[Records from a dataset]
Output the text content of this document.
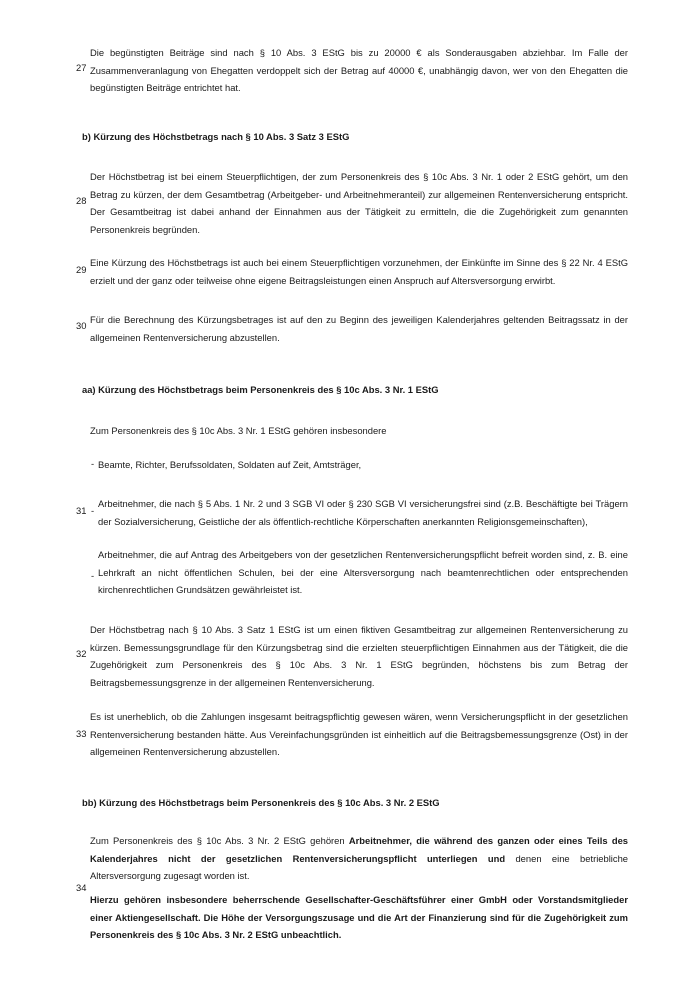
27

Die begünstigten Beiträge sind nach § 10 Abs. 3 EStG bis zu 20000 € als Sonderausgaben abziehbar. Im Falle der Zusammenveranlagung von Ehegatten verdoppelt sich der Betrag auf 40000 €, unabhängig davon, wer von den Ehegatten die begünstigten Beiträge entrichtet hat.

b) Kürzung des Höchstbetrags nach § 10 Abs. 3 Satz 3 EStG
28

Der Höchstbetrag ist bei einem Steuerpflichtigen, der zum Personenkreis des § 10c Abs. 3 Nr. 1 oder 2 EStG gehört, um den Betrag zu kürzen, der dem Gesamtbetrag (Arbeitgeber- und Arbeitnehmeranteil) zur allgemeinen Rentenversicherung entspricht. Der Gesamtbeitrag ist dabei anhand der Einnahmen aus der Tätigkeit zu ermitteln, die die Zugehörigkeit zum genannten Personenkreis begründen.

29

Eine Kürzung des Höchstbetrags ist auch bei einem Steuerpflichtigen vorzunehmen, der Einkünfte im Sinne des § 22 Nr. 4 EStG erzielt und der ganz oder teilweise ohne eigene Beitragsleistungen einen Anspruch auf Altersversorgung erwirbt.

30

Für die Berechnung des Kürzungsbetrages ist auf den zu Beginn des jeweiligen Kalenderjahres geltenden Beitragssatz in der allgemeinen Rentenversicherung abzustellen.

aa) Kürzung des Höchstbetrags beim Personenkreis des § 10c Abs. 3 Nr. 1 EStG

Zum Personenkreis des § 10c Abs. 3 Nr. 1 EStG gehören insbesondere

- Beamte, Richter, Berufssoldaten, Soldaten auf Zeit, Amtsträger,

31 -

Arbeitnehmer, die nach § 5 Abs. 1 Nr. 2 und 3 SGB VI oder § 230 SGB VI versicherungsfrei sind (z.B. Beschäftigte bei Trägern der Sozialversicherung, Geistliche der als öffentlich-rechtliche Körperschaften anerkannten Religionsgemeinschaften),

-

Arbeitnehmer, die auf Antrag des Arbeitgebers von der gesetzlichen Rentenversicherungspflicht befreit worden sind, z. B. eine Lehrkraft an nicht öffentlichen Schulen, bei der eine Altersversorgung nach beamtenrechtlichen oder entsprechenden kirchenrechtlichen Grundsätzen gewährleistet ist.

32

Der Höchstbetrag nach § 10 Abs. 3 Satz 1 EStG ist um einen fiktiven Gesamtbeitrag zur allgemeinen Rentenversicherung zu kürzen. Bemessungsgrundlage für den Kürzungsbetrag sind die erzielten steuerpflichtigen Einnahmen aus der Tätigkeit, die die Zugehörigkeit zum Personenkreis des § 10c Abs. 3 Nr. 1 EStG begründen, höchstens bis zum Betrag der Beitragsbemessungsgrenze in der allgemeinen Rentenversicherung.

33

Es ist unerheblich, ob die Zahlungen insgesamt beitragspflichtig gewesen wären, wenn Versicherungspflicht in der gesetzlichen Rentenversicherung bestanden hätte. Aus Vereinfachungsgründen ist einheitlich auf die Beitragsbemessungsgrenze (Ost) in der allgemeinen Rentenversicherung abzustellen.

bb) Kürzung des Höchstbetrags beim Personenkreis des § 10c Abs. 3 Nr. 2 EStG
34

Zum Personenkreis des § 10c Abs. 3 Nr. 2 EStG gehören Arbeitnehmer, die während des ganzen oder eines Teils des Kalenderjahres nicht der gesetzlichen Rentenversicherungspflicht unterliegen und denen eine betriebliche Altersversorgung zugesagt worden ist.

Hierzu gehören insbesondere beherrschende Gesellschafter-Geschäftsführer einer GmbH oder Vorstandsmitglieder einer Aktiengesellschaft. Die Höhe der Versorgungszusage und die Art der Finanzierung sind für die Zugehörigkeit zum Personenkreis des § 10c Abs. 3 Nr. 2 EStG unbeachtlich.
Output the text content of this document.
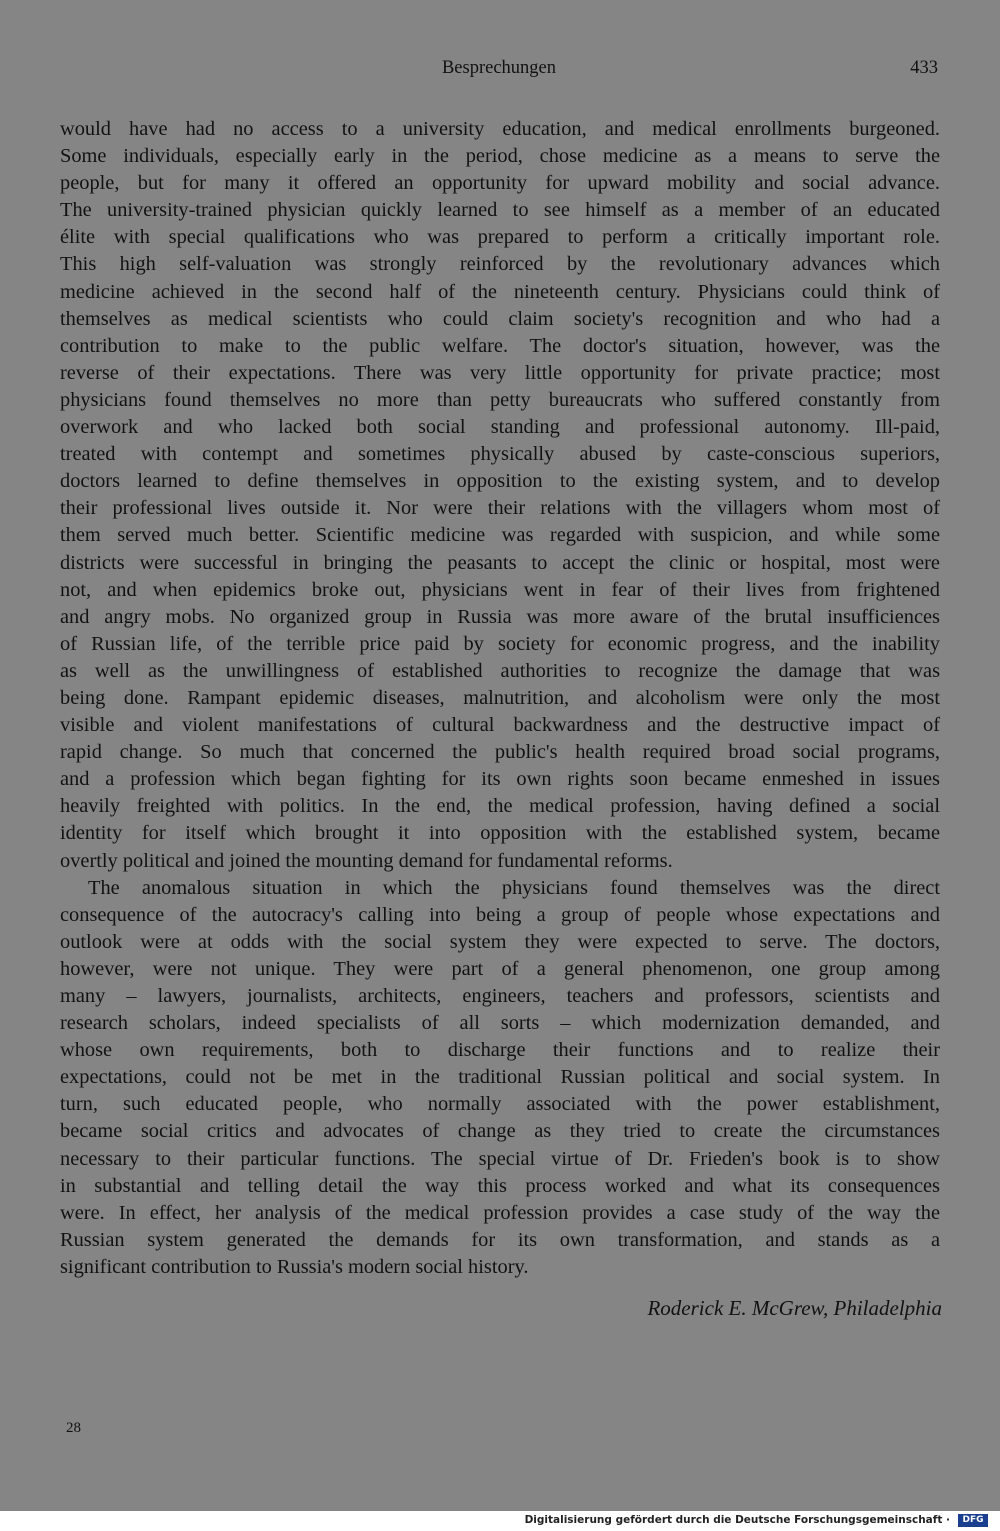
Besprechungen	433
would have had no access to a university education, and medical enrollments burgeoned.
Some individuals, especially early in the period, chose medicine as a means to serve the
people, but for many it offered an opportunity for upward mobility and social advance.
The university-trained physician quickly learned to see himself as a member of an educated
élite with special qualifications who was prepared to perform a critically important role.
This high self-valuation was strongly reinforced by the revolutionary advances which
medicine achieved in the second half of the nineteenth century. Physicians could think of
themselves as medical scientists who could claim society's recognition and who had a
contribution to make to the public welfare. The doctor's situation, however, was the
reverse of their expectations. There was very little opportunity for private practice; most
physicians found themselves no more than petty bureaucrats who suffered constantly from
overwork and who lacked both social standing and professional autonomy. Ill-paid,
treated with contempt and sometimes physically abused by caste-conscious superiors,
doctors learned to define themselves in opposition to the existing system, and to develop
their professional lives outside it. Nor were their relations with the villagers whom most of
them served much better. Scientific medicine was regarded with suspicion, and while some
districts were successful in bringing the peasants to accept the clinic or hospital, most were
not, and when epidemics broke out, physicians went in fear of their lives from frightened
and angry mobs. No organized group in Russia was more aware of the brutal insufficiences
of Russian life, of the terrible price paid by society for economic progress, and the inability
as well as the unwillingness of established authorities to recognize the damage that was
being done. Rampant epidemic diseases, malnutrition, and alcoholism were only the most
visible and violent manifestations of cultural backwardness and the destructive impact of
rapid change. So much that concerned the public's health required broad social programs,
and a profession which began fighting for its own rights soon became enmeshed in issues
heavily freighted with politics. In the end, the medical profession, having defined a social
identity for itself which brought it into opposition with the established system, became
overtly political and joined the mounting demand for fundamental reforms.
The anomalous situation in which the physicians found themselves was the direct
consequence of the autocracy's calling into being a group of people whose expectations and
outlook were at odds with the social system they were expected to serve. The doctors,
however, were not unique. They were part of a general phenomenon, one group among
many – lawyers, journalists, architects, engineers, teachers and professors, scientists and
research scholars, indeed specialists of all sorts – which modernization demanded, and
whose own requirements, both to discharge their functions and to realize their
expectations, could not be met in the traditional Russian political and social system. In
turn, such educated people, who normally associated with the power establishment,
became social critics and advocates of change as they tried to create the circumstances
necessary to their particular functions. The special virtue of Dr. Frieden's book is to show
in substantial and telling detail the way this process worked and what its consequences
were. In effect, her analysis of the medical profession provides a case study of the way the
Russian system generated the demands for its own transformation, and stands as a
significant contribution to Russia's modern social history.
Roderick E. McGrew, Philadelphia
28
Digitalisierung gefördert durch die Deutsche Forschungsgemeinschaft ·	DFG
==
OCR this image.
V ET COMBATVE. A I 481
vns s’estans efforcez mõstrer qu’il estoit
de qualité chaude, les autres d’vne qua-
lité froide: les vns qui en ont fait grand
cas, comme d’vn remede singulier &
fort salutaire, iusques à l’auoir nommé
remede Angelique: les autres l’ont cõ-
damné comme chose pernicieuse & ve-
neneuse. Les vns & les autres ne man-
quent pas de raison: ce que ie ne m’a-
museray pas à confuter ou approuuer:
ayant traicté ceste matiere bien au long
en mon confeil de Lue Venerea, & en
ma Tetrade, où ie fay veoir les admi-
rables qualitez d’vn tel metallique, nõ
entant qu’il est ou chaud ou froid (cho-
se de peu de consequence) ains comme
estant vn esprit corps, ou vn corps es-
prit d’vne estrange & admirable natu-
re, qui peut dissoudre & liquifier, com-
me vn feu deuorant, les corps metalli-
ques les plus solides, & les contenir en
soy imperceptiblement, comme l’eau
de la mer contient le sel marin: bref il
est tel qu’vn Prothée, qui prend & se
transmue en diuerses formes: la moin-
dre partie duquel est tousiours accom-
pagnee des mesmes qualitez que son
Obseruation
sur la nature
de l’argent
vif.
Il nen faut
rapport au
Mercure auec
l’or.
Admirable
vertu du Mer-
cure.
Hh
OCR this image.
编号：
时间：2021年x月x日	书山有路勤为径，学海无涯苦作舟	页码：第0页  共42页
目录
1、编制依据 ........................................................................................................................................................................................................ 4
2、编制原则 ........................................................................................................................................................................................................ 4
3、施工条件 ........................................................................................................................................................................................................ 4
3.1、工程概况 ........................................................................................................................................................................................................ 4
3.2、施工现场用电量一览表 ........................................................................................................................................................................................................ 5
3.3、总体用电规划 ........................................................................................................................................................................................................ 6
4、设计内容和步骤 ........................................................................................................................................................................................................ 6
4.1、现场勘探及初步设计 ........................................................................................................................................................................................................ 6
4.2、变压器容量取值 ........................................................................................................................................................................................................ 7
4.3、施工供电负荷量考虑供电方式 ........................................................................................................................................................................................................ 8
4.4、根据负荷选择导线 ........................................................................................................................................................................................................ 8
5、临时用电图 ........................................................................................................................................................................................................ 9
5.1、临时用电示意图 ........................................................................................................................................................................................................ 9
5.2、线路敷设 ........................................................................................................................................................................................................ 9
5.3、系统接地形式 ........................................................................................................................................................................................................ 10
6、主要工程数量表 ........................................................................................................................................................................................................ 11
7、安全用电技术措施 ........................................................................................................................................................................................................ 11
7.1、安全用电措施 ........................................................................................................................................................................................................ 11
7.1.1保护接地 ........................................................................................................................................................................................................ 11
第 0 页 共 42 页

## Required task
Copy each line that holds the word "comme".

## Exercise answer
cas, comme d’vn remede singulier &
damné comme chose pernicieuse & ve-
se de peu de consequence) ains comme
soy imperceptiblement, comme l’eau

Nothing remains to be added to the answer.